§ **Short exercise**
Retype every entry exactly, character for character.

§ **Exercise materials**
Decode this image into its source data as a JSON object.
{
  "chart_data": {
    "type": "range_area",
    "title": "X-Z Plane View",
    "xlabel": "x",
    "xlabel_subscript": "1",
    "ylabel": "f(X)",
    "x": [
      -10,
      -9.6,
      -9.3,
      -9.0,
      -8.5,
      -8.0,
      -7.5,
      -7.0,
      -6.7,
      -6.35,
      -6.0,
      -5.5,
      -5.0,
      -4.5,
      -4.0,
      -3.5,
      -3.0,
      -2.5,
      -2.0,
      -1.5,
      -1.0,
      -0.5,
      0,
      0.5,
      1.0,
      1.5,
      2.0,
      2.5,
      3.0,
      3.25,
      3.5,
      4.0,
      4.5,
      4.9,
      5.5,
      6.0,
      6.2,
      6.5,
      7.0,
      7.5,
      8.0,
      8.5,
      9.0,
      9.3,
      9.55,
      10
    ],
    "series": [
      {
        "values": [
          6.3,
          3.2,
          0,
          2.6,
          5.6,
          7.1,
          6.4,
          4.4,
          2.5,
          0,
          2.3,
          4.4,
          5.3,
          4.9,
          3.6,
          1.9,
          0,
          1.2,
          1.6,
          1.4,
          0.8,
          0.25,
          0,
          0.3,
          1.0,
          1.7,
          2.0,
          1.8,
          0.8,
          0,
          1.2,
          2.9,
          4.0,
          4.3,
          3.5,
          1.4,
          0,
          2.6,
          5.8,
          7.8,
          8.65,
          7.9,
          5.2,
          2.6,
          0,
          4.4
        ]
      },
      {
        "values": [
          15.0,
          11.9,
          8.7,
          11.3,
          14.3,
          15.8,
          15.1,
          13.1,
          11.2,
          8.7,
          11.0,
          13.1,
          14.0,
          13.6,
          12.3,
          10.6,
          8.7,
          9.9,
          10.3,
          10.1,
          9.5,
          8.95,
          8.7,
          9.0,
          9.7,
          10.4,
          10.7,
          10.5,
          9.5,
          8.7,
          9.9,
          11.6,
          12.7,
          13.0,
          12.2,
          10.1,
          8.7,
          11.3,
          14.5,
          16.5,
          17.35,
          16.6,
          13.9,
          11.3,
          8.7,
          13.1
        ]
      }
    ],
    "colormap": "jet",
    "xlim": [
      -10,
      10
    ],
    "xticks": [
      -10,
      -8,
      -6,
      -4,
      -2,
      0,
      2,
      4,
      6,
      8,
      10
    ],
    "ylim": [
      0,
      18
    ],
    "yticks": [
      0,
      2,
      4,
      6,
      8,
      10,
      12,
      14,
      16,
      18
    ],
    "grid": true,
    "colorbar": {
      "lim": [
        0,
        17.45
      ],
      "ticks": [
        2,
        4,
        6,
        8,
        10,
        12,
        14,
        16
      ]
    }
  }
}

§ **Completed task**
Decode this image into its source data as a JSON object.
{
  "chart_data": {
    "type": "range_area",
    "title": "X-Z Plane View",
    "xlabel": "x",
    "xlabel_subscript": "1",
    "ylabel": "f(X)",
    "x": [
      -10,
      -9.6,
      -9.3,
      -9.0,
      -8.5,
      -8.0,
      -7.5,
      -7.0,
      -6.7,
      -6.35,
      -6.0,
      -5.5,
      -5.0,
      -4.5,
      -4.0,
      -3.5,
      -3.0,
      -2.5,
      -2.0,
      -1.5,
      -1.0,
      -0.5,
      0,
      0.5,
      1.0,
      1.5,
      2.0,
      2.5,
      3.0,
      3.25,
      3.5,
      4.0,
      4.5,
      4.9,
      5.5,
      6.0,
      6.2,
      6.5,
      7.0,
      7.5,
      8.0,
      8.5,
      9.0,
      9.3,
      9.55,
      10
    ],
    "series": [
      {
        "values": [
          6.3,
          3.2,
          0,
          2.6,
          5.6,
          7.1,
          6.4,
          4.4,
          2.5,
          0,
          2.3,
          4.4,
          5.3,
          4.9,
          3.6,
          1.9,
          0,
          1.2,
          1.6,
          1.4,
          0.8,
          0.25,
          0,
          0.3,
          1.0,
          1.7,
          2.0,
          1.8,
          0.8,
          0,
          1.2,
          2.9,
          4.0,
          4.3,
          3.5,
          1.4,
          0,
          2.6,
          5.8,
          7.8,
          8.65,
          7.9,
          5.2,
          2.6,
          0,
          4.4
        ]
      },
      {
        "values": [
          15.0,
          11.9,
          8.7,
          11.3,
          14.3,
          15.8,
          15.1,
          13.1,
          11.2,
          8.7,
          11.0,
          13.1,
          14.0,
          13.6,
          12.3,
          10.6,
          8.7,
          9.9,
          10.3,
          10.1,
          9.5,
          8.95,
          8.7,
          9.0,
          9.7,
          10.4,
          10.7,
          10.5,
          9.5,
          8.7,
          9.9,
          11.6,
          12.7,
          13.0,
          12.2,
          10.1,
          8.7,
          11.3,
          14.5,
          16.5,
          17.35,
          16.6,
          13.9,
          11.3,
          8.7,
          13.1
        ]
      }
    ],
    "colormap": "jet",
    "xlim": [
      -10,
      10
    ],
    "xticks": [
      -10,
      -8,
      -6,
      -4,
      -2,
      0,
      2,
      4,
      6,
      8,
      10
    ],
    "ylim": [
      0,
      18
    ],
    "yticks": [
      0,
      2,
      4,
      6,
      8,
      10,
      12,
      14,
      16,
      18
    ],
    "grid": true,
    "colorbar": {
      "lim": [
        0,
        17.45
      ],
      "ticks": [
        2,
        4,
        6,
        8,
        10,
        12,
        14,
        16
      ]
    }
  }
}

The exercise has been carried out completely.